*TASK DIRECTIONS:* Transcribe each of the records below exactly, excluding all pictures.

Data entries

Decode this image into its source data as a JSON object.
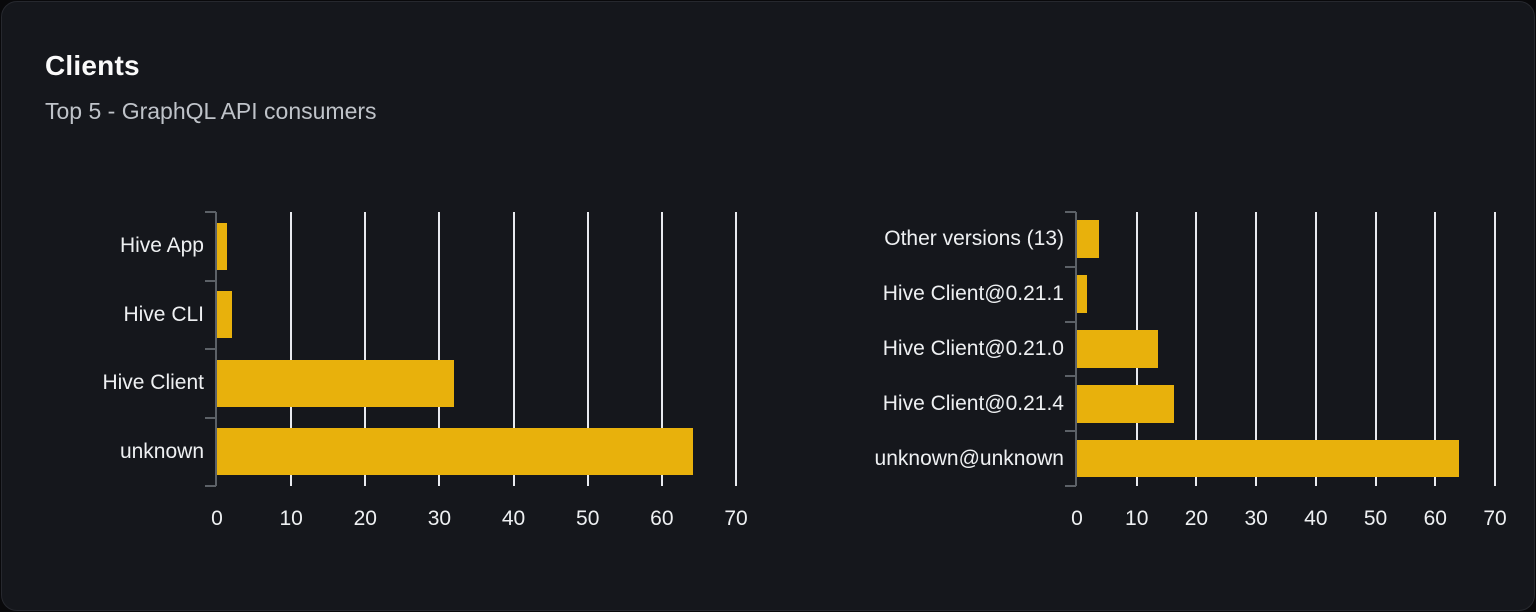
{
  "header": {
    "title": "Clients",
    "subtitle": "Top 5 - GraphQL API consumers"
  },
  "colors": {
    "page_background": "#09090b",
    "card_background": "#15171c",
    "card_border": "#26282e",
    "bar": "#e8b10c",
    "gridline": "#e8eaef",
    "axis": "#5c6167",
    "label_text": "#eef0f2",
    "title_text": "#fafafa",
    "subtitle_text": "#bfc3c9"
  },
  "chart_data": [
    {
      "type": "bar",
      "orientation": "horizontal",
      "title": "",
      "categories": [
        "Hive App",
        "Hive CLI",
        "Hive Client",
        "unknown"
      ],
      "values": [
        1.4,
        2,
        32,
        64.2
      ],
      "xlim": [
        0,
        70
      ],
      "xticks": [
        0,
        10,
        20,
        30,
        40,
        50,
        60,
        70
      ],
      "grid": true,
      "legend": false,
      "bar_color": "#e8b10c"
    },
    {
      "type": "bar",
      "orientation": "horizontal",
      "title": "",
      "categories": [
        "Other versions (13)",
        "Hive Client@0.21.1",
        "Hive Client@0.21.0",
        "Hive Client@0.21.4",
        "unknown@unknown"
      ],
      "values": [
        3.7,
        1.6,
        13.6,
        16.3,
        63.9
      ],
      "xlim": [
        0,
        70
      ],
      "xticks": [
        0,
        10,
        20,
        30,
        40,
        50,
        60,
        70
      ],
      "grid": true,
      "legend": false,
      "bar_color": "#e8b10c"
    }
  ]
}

*IN RESPONSE:*
Decode this image into its source data as a JSON object.
{
  "header": {
    "title": "Clients",
    "subtitle": "Top 5 - GraphQL API consumers"
  },
  "colors": {
    "page_background": "#09090b",
    "card_background": "#15171c",
    "card_border": "#26282e",
    "bar": "#e8b10c",
    "gridline": "#e8eaef",
    "axis": "#5c6167",
    "label_text": "#eef0f2",
    "title_text": "#fafafa",
    "subtitle_text": "#bfc3c9"
  },
  "chart_data": [
    {
      "type": "bar",
      "orientation": "horizontal",
      "title": "",
      "categories": [
        "Hive App",
        "Hive CLI",
        "Hive Client",
        "unknown"
      ],
      "values": [
        1.4,
        2,
        32,
        64.2
      ],
      "xlim": [
        0,
        70
      ],
      "xticks": [
        0,
        10,
        20,
        30,
        40,
        50,
        60,
        70
      ],
      "grid": true,
      "legend": false,
      "bar_color": "#e8b10c"
    },
    {
      "type": "bar",
      "orientation": "horizontal",
      "title": "",
      "categories": [
        "Other versions (13)",
        "Hive Client@0.21.1",
        "Hive Client@0.21.0",
        "Hive Client@0.21.4",
        "unknown@unknown"
      ],
      "values": [
        3.7,
        1.6,
        13.6,
        16.3,
        63.9
      ],
      "xlim": [
        0,
        70
      ],
      "xticks": [
        0,
        10,
        20,
        30,
        40,
        50,
        60,
        70
      ],
      "grid": true,
      "legend": false,
      "bar_color": "#e8b10c"
    }
  ]
}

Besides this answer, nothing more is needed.